#### Data supplied
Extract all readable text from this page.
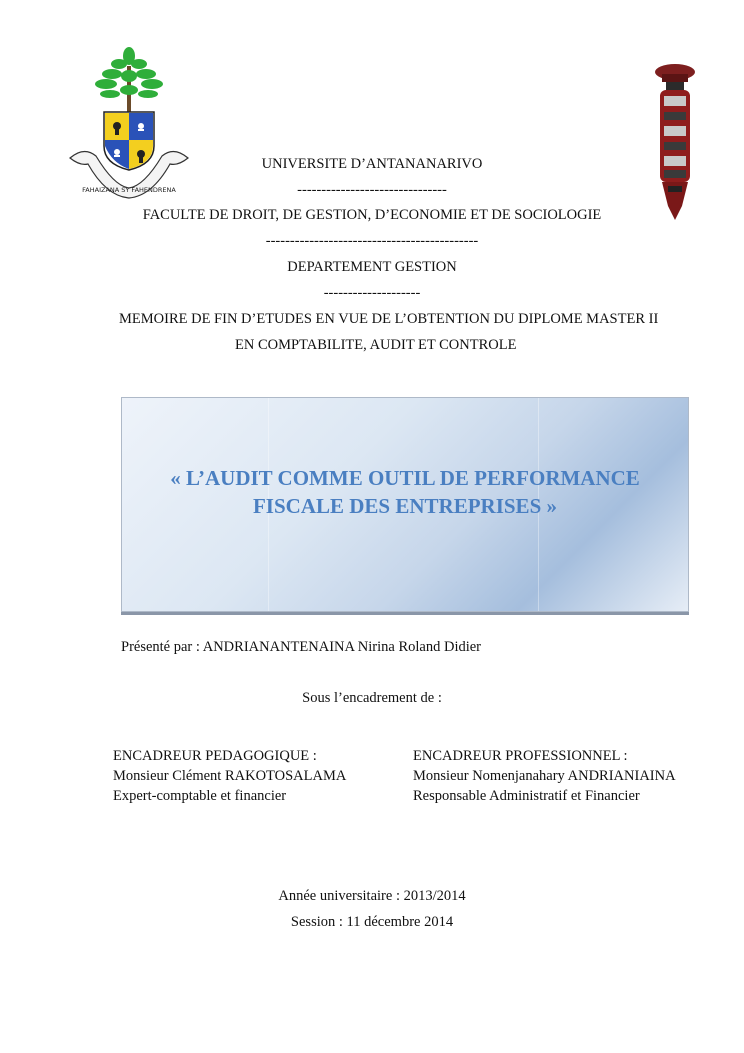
FAHAIZANA SY FAHENDRENA
UNIVERSITE D’ANTANANARIVO
-------------------------------
FACULTE DE DROIT, DE GESTION, D’ECONOMIE ET DE SOCIOLOGIE
--------------------------------------------
DEPARTEMENT GESTION
--------------------
MEMOIRE DE FIN D’ETUDES EN VUE DE L’OBTENTION DU DIPLOME MASTER II
EN COMPTABILITE, AUDIT ET CONTROLE
« L’AUDIT COMME OUTIL DE PERFORMANCE
FISCALE DES ENTREPRISES »
Présenté par : ANDRIANANTENAINA Nirina Roland Didier
Sous l’encadrement de :
ENCADREUR PEDAGOGIQUE :
Monsieur Clément RAKOTOSALAMA
Expert-comptable et financier
ENCADREUR PROFESSIONNEL :
Monsieur Nomenjanahary ANDRIANIAINA
Responsable Administratif et Financier
Année universitaire : 2013/2014
Session : 11 décembre 2014
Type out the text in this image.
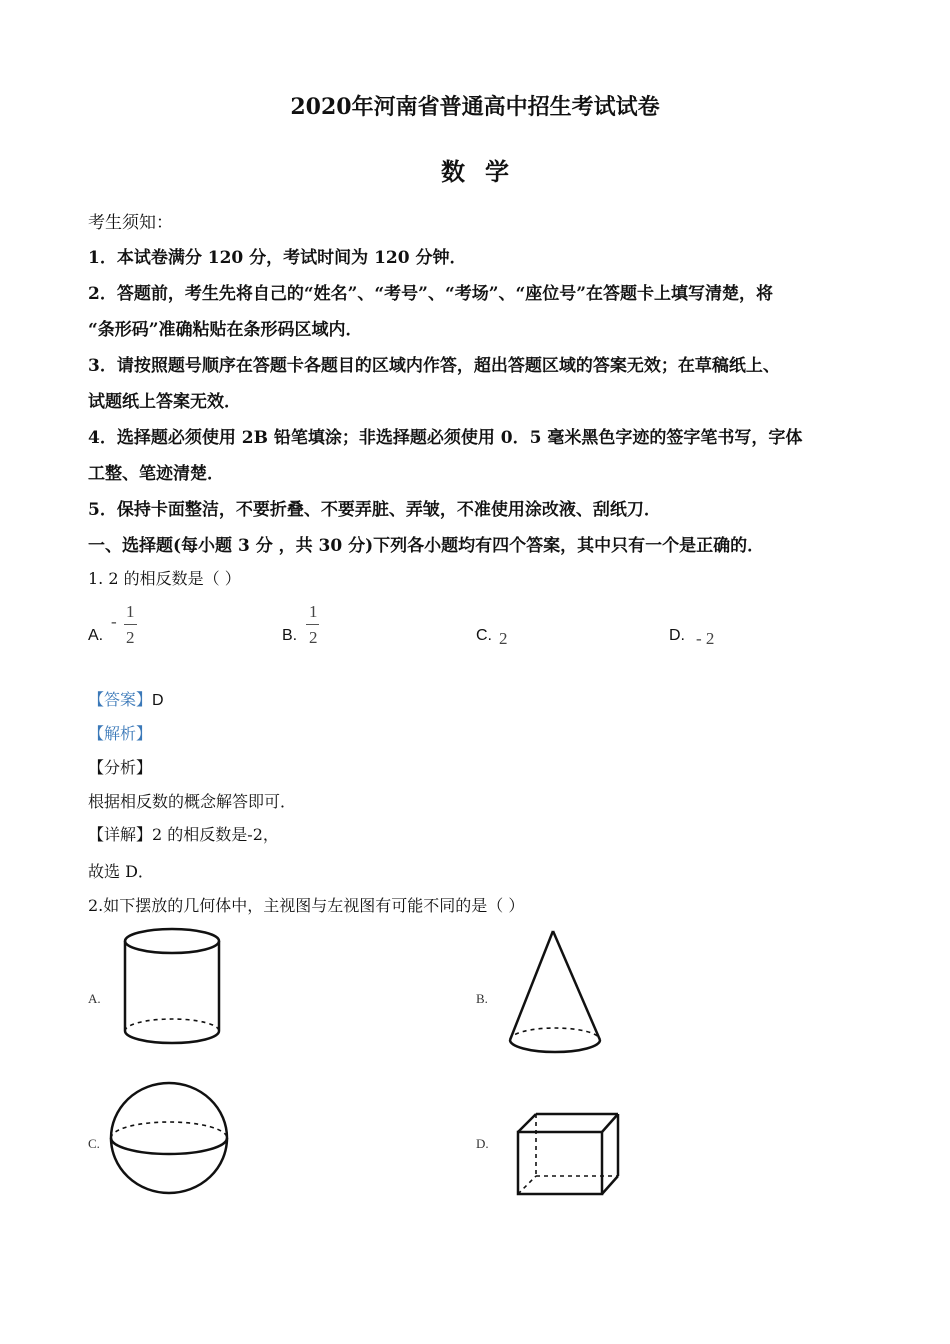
2020年河南省普通高中招生考试试卷
数学
考生须知：
1．本试卷满分 120 分，考试时间为 120 分钟．
2．答题前，考生先将自己的“姓名”、“考号”、“考场”、“座位号”在答题卡上填写清楚，将
“条形码”准确粘贴在条形码区域内．
3．请按照题号顺序在答题卡各题目的区域内作答，超出答题区域的答案无效；在草稿纸上、
试题纸上答案无效．
4．选择题必须使用 2B 铅笔填涂；非选择题必须使用 0．5 毫米黑色字迹的签字笔书写，字体
工整、笔迹清楚．
5．保持卡面整洁，不要折叠、不要弄脏、弄皱，不准使用涂改液、刮纸刀．
一、选择题(每小题 3 分 ，共 30 分)下列各小题均有四个答案，其中只有一个是正确的．
1. 2 的相反数是（ ）
A.
-
1
2	B.
1
2	C. 2	D. - 2
【答案】D
【解析】
【分析】
根据相反数的概念解答即可．
【详解】2 的相反数是-2，
故选 D．
2.如下摆放的几何体中，主视图与左视图有可能不同的是（ ）
A.	B.
C.	D.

#### Instructions for the task
Copy the entries exactly. Leave out the images.

#### Answer
Extract all readable text from this page.
FAHAIZANA SY FAHENDRENA
UNIVERSITE D’ANTANANARIVO
-------------------------------
FACULTE DE DROIT, DE GESTION, D’ECONOMIE ET DE SOCIOLOGIE
--------------------------------------------
DEPARTEMENT GESTION
--------------------
MEMOIRE DE FIN D’ETUDES EN VUE DE L’OBTENTION DU DIPLOME MASTER II
EN COMPTABILITE, AUDIT ET CONTROLE
« L’AUDIT COMME OUTIL DE PERFORMANCE
FISCALE DES ENTREPRISES »
Présenté par : ANDRIANANTENAINA Nirina Roland Didier
Sous l’encadrement de :
ENCADREUR PEDAGOGIQUE :
Monsieur Clément RAKOTOSALAMA
Expert-comptable et financier
ENCADREUR PROFESSIONNEL :
Monsieur Nomenjanahary ANDRIANIAINA
Responsable Administratif et Financier
Année universitaire : 2013/2014
Session : 11 décembre 2014
Type out the text in this image.
2020年河南省普通高中招生考试试卷
数学
考生须知：
1．本试卷满分 120 分，考试时间为 120 分钟．
2．答题前，考生先将自己的“姓名”、“考号”、“考场”、“座位号”在答题卡上填写清楚，将
“条形码”准确粘贴在条形码区域内．
3．请按照题号顺序在答题卡各题目的区域内作答，超出答题区域的答案无效；在草稿纸上、
试题纸上答案无效．
4．选择题必须使用 2B 铅笔填涂；非选择题必须使用 0．5 毫米黑色字迹的签字笔书写，字体
工整、笔迹清楚．
5．保持卡面整洁，不要折叠、不要弄脏、弄皱，不准使用涂改液、刮纸刀．
一、选择题(每小题 3 分 ，共 30 分)下列各小题均有四个答案，其中只有一个是正确的．
1. 2 的相反数是（ ）
A.
-
1
2	B.
1
2	C. 2	D. - 2
【答案】D
【解析】
【分析】
根据相反数的概念解答即可．
【详解】2 的相反数是-2，
故选 D．
2.如下摆放的几何体中，主视图与左视图有可能不同的是（ ）
A.	B.
C.	D.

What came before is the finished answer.